Direction: Extract every line from the records below that contains the word "screenshot".

Records for this exercise:
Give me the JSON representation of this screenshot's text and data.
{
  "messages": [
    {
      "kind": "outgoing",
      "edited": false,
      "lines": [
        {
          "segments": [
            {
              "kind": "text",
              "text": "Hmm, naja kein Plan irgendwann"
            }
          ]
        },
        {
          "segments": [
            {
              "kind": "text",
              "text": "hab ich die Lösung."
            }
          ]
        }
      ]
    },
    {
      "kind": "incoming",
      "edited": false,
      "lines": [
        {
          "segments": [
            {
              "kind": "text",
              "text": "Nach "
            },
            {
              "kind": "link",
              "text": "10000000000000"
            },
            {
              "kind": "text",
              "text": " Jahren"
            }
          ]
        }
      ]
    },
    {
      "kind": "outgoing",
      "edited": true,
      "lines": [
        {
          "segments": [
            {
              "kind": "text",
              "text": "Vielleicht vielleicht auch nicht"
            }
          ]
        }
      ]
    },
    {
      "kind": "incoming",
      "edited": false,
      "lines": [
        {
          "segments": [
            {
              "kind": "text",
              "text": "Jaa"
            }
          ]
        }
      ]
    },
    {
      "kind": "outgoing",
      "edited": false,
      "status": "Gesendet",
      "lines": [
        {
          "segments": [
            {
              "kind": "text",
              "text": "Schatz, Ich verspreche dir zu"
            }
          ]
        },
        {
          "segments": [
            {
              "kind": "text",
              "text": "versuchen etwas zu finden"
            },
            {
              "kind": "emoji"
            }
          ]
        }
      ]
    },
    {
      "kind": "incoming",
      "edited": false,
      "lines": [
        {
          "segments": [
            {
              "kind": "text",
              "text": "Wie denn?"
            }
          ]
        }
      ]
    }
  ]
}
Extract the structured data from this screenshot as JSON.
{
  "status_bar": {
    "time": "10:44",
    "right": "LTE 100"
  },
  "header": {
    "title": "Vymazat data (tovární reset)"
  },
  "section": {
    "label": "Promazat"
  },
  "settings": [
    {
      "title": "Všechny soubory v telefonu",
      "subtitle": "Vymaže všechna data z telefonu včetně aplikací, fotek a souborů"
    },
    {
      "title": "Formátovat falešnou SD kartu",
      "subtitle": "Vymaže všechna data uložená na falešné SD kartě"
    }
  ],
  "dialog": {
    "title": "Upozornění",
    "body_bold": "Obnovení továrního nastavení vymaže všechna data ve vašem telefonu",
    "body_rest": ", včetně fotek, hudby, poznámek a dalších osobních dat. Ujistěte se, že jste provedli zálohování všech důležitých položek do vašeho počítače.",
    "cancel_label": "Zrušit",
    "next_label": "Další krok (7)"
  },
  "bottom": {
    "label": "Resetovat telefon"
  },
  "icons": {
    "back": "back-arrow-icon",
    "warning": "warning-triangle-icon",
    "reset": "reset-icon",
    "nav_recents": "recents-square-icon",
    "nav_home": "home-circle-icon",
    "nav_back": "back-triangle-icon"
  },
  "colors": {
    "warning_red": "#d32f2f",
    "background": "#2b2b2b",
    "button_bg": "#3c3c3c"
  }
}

The completed task:
Give me the JSON representation of this screenshot's text and data.
Extract the structured data from this screenshot as JSON.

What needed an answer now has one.